(Saved entries)
* * * *
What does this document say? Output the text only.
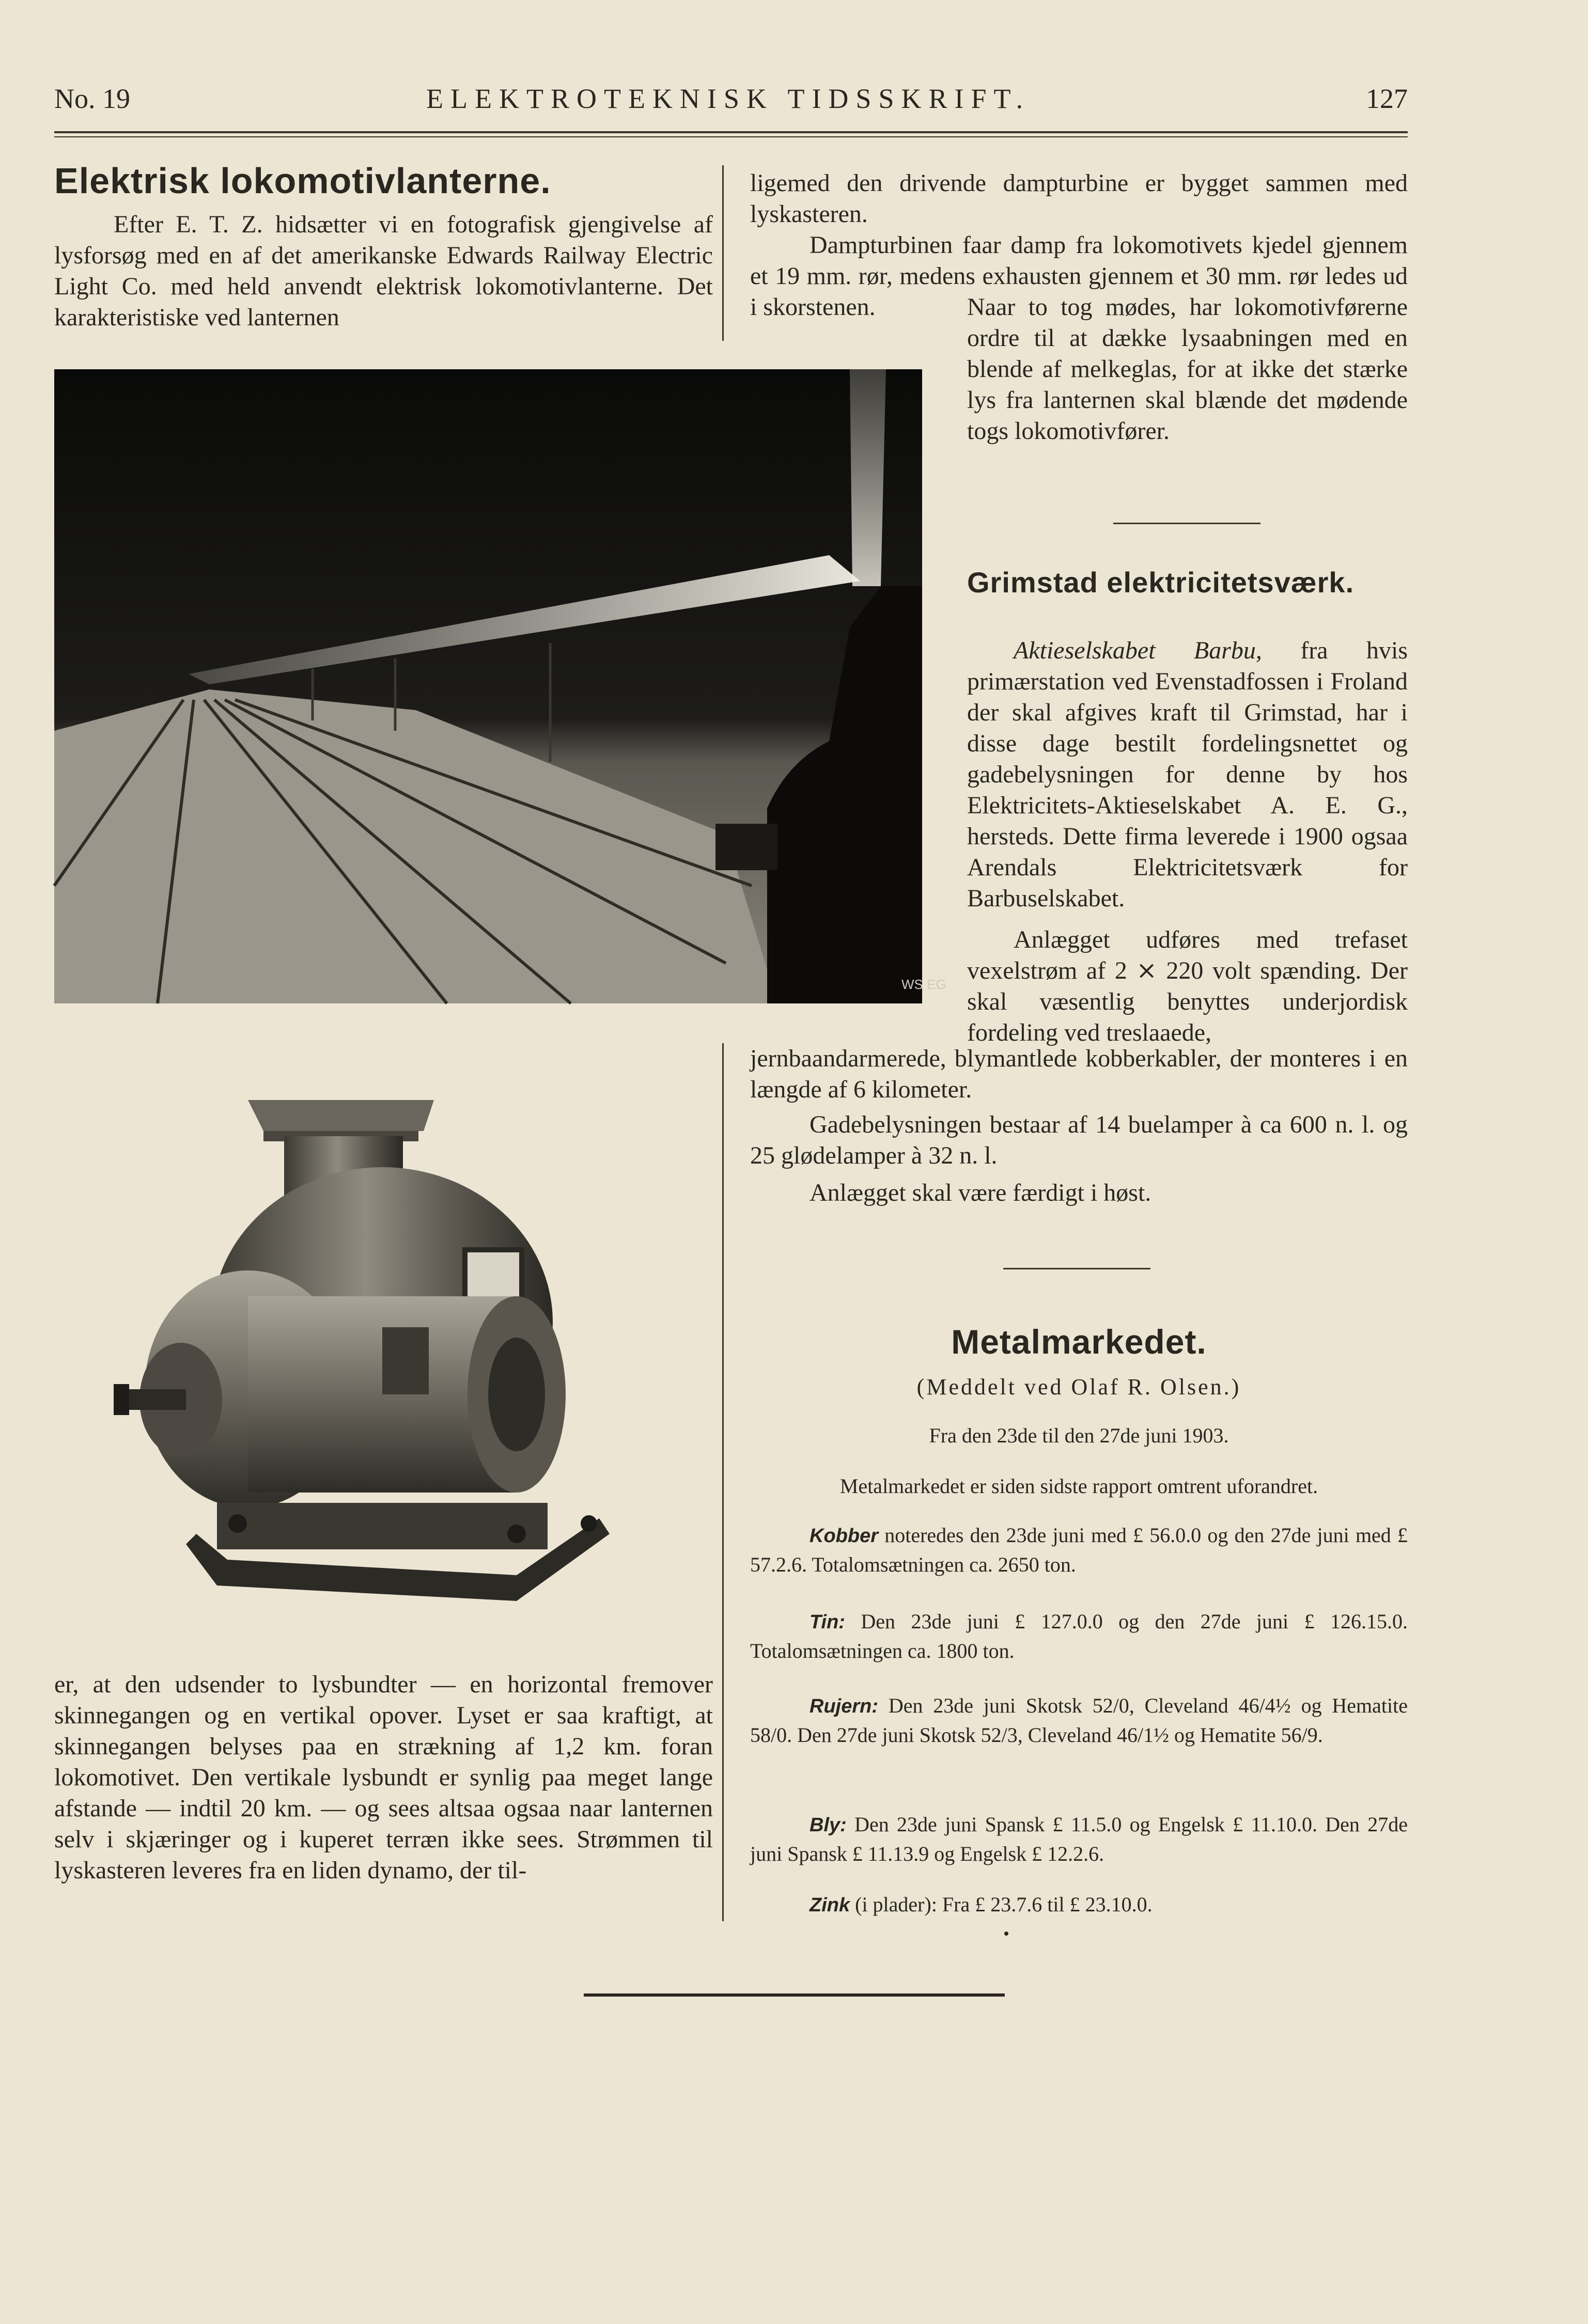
No. 19	ELEKTROTEKNISK TIDSSKRIFT.	127
Elektrisk lokomotivlanterne.
Efter E. T. Z. hidsætter vi en fotografisk gjengivelse af lysforsøg med en af det amerikanske Edwards Railway Electric Light Co. med held anvendt elektrisk lokomotivlanterne. Det karakteristiske ved lanternen
ligemed den drivende dampturbine er bygget sammen med lyskasteren.
Dampturbinen faar damp fra lokomotivets kjedel gjennem et 19 mm. rør, medens exhausten gjennem et 30 mm. rør ledes ud i skorstenen.	Naar to tog mødes, har lokomotivførerne ordre til at dække lysaabningen med en blende af melkeglas, for at ikke det stærke lys fra lanternen skal blænde det mødende togs lokomotivfører.
WS EG
Grimstad elektricitetsværk.
Aktieselskabet Barbu, fra hvis primærstation ved Evenstadfossen i Froland der skal afgives kraft til Grimstad, har i disse dage bestilt fordelingsnettet og gadebelysningen for denne by hos Elektricitets-Aktieselskabet A. E. G., hersteds. Dette firma leverede i 1900 ogsaa Arendals Elektricitetsværk for Barbuselskabet.
Anlægget udføres med trefaset vexelstrøm af 2 ⨯ 220 volt spænding. Der skal væsentlig benyttes underjordisk fordeling ved treslaaede,
jernbaandarmerede, blymantlede kobberkabler, der monteres i en længde af 6 kilometer.
Gadebelysningen bestaar af 14 buelamper à ca 600 n. l. og 25 glødelamper à 32 n. l.
Anlægget skal være færdigt i høst.
Metalmarkedet.
(Meddelt ved Olaf R. Olsen.)
Fra den 23de til den 27de juni 1903.
Metalmarkedet er siden sidste rapport omtrent uforandret.
Kobber noteredes den 23de juni med £ 56.0.0 og den 27de juni med £ 57.2.6. Totalomsætningen ca. 2650 ton.
Tin: Den 23de juni £ 127.0.0 og den 27de juni £ 126.15.0. Totalomsætningen ca. 1800 ton.
Rujern: Den 23de juni Skotsk 52/0, Cleveland 46/4½ og Hematite 58/0. Den 27de juni Skotsk 52/3, Cleveland 46/1½ og Hematite 56/9.
Bly: Den 23de juni Spansk £ 11.5.0 og Engelsk £ 11.10.0. Den 27de juni Spansk £ 11.13.9 og Engelsk £ 12.2.6.
Zink (i plader): Fra £ 23.7.6 til £ 23.10.0.
er, at den udsender to lysbundter — en horizontal fremover skinnegangen og en vertikal opover. Lyset er saa kraftigt, at skinnegangen belyses paa en strækning af 1,2 km. foran lokomotivet. Den vertikale lysbundt er synlig paa meget lange afstande — indtil 20 km. — og sees altsaa ogsaa naar lanternen selv i skjæringer og i kuperet terræn ikke sees. Strømmen til lyskasteren leveres fra en liden dynamo, der til-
* * * *
• WRITTEN TASK: List every line from the entries above in which "Metalmarkedet" appears.

• THE ANSWER:
Metalmarkedet.
Metalmarkedet er siden sidste rapport omtrent uforandret.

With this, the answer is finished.